===== Input =====

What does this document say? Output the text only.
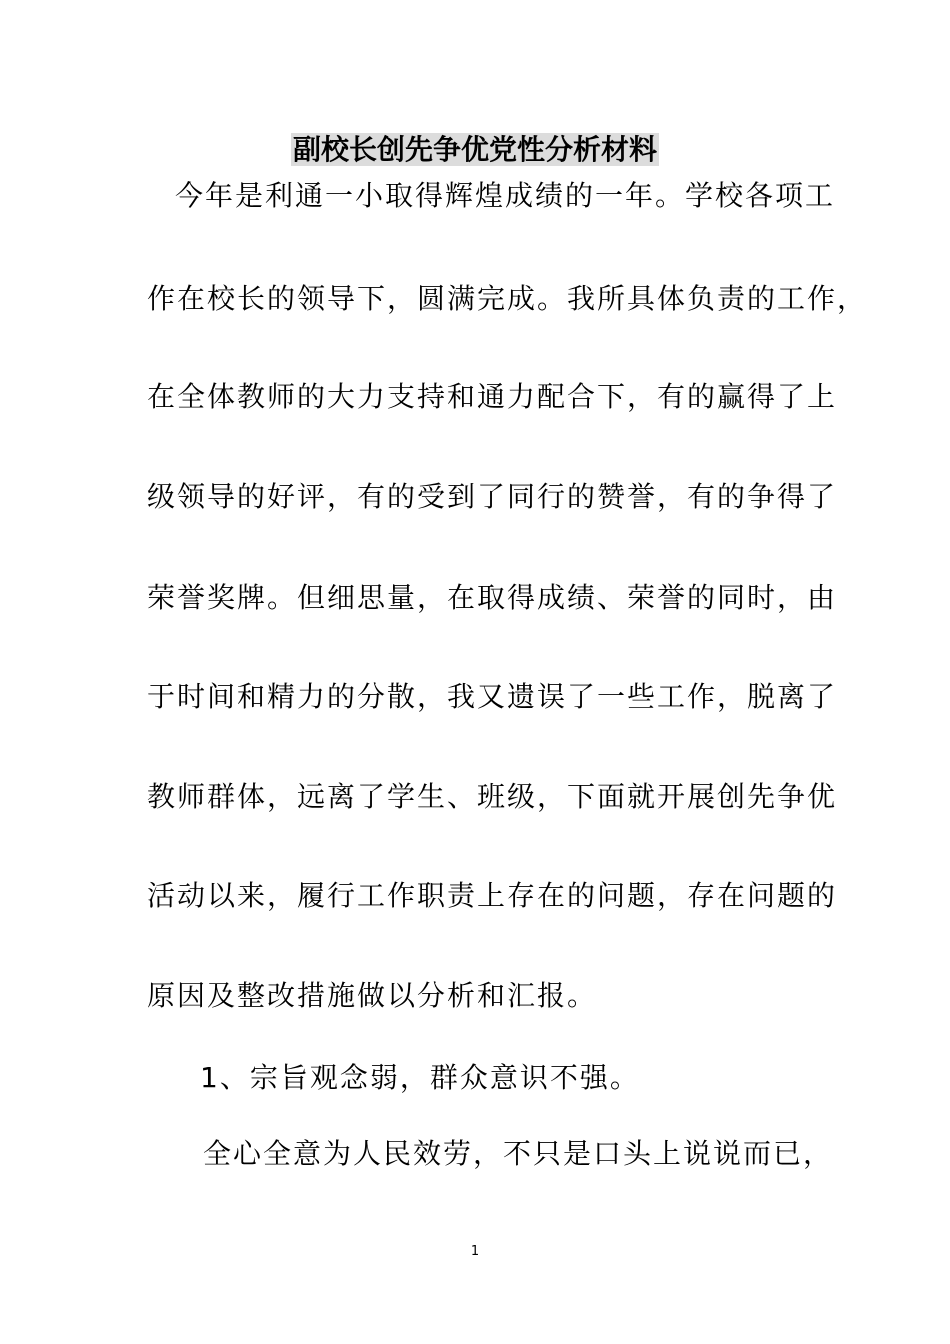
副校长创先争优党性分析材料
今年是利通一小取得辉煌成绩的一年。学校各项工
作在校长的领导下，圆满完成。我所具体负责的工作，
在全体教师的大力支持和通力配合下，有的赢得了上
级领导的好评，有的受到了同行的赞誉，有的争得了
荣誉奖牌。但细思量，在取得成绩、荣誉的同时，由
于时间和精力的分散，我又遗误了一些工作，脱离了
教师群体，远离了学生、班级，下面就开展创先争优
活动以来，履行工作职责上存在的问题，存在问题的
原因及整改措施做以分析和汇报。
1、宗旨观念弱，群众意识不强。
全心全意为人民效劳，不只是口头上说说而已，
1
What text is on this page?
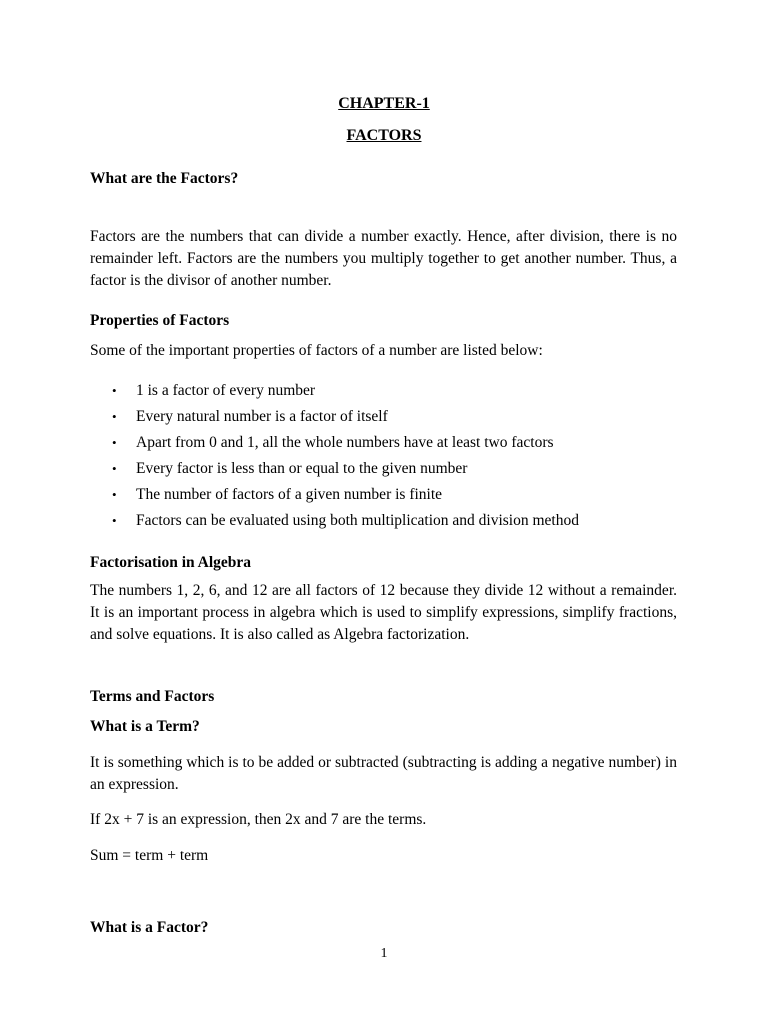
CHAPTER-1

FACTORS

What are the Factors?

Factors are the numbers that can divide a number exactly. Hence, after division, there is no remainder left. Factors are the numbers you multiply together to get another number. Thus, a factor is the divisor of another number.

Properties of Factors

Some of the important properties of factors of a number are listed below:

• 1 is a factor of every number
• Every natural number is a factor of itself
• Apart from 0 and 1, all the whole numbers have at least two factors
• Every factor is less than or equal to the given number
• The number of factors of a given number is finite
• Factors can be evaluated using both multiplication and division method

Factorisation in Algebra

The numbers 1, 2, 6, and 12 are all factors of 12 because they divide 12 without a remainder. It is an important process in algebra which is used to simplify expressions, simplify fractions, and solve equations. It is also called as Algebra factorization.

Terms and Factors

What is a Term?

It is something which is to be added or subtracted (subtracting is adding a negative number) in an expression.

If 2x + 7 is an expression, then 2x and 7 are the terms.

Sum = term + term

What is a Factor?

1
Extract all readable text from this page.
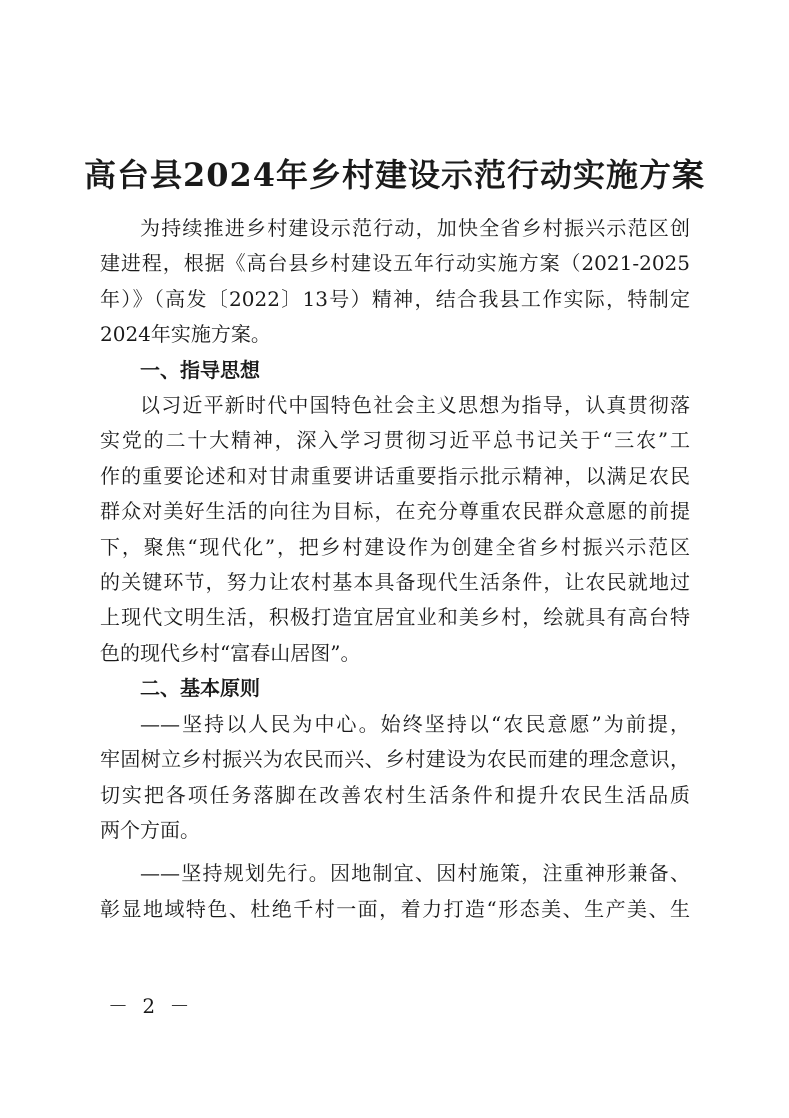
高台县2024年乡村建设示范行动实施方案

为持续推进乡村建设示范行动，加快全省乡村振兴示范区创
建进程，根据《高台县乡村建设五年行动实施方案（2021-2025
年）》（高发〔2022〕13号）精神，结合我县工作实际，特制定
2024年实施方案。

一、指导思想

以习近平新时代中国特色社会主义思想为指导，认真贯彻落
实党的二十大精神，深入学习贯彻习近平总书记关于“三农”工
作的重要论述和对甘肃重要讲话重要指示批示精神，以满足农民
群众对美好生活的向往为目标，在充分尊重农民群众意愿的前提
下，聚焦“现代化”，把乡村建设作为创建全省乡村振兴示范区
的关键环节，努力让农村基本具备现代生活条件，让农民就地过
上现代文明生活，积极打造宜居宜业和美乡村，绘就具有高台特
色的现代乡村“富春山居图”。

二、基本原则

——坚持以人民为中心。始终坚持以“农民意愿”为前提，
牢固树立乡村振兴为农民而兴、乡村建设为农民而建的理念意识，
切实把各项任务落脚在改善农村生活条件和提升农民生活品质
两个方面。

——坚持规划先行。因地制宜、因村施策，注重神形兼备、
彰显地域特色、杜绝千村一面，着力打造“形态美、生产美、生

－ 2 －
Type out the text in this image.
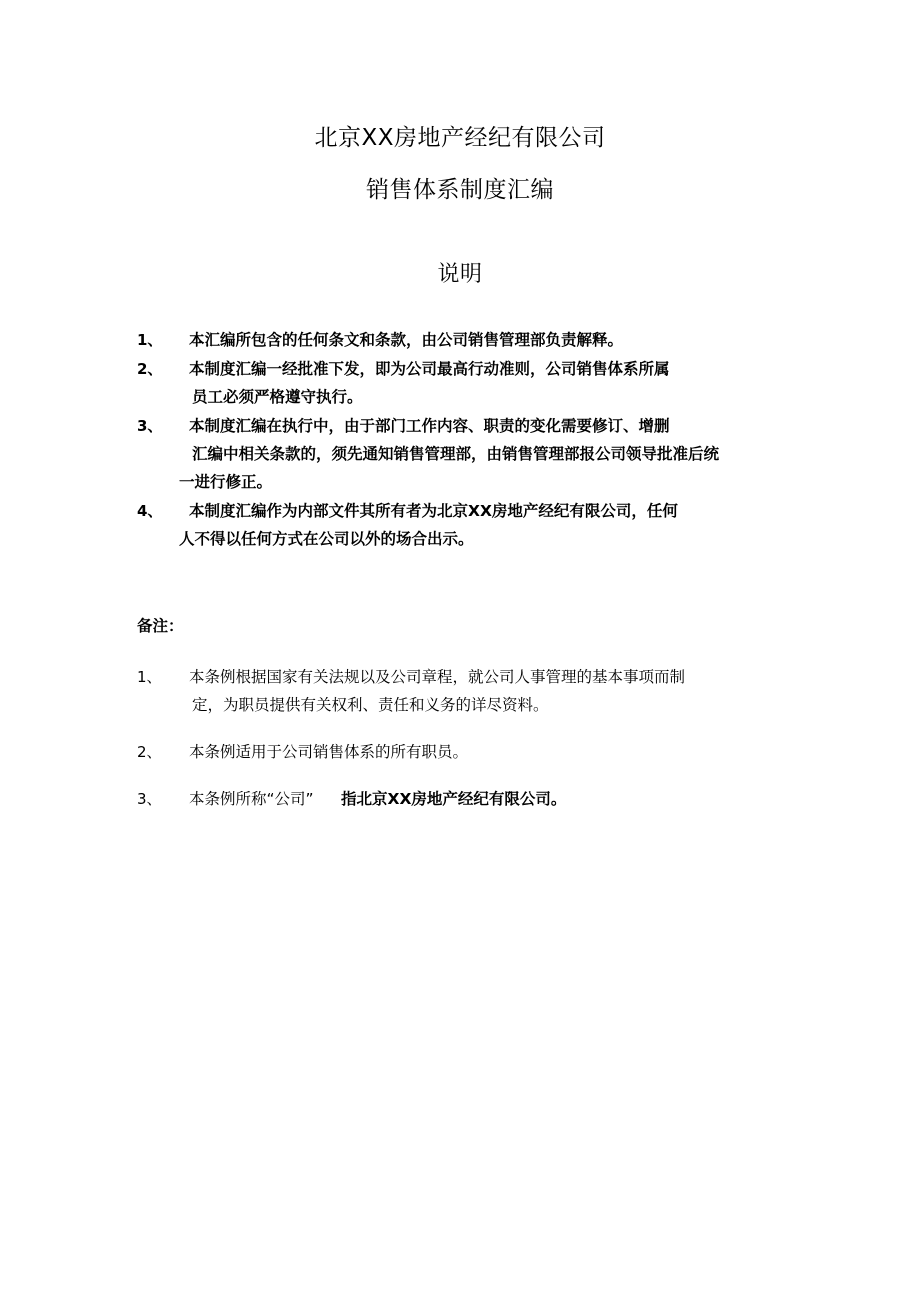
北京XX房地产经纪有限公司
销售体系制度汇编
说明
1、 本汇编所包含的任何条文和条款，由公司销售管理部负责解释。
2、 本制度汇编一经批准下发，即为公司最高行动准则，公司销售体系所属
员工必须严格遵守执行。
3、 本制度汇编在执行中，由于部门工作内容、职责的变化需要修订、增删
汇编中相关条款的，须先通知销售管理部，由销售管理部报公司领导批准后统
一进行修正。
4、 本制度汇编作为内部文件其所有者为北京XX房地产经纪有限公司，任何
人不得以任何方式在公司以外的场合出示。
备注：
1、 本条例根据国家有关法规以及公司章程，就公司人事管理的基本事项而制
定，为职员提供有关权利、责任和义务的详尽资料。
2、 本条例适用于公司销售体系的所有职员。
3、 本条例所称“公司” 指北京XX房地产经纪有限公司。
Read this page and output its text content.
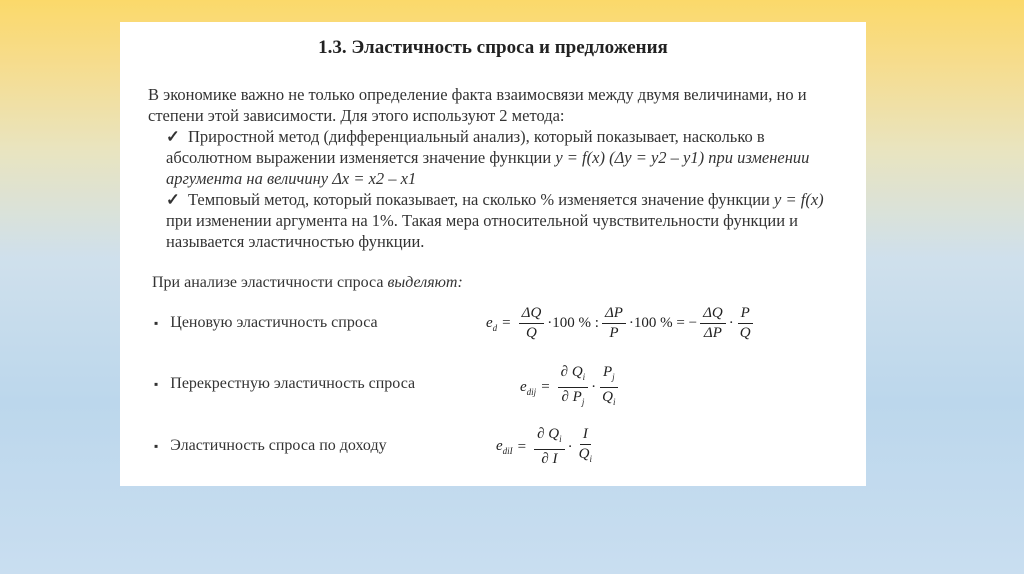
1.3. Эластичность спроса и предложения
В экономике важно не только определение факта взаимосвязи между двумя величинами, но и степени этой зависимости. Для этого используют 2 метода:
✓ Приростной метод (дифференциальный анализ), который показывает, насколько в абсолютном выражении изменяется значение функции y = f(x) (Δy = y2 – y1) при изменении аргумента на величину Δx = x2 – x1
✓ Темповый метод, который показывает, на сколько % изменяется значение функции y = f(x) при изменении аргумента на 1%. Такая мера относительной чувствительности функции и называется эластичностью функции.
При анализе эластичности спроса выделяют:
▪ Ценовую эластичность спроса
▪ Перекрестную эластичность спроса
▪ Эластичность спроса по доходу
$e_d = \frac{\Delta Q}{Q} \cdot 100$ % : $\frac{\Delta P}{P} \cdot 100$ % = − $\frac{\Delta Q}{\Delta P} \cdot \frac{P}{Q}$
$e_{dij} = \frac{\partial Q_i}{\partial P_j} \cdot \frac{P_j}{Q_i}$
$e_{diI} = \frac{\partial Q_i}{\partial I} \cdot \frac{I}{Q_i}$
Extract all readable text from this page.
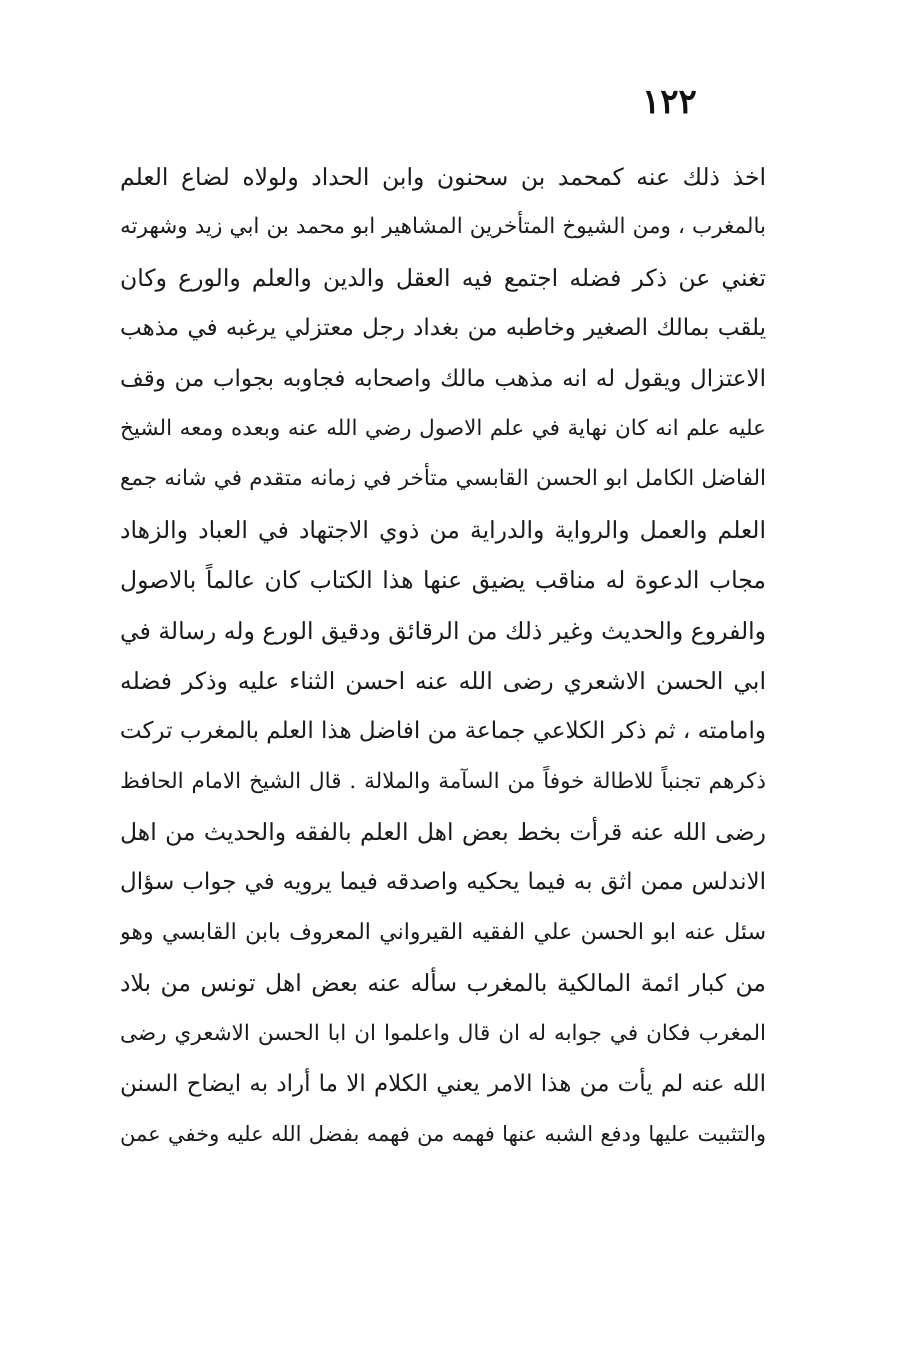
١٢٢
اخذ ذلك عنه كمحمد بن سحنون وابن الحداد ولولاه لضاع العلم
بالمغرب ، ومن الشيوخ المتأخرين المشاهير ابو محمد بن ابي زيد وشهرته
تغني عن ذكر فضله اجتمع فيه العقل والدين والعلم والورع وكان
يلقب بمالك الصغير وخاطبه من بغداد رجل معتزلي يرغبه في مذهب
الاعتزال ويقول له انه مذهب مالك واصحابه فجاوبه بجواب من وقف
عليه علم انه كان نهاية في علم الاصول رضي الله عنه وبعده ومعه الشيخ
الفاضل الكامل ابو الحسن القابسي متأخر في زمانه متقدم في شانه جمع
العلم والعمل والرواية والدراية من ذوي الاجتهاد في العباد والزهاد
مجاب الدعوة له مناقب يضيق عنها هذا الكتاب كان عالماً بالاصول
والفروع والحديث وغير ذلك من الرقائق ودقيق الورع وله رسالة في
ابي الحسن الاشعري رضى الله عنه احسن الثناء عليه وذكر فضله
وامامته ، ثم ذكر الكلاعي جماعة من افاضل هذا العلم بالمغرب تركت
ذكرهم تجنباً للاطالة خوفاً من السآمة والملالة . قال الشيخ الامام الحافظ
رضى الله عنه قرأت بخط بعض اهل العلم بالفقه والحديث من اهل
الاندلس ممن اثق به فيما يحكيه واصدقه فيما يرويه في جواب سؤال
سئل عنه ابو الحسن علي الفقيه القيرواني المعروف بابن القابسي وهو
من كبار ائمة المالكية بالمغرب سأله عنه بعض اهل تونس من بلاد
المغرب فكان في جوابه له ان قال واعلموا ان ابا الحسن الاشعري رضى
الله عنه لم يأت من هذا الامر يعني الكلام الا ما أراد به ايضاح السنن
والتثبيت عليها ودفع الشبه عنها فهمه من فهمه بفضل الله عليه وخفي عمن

=====

Task: Copy every line from the entries that contains the word "partial".

Solution to this task:
$e_{dij} = \frac{\partial Q_i}{\partial P_j} \cdot \frac{P_j}{Q_i}$
$e_{diI} = \frac{\partial Q_i}{\partial I} \cdot \frac{I}{Q_i}$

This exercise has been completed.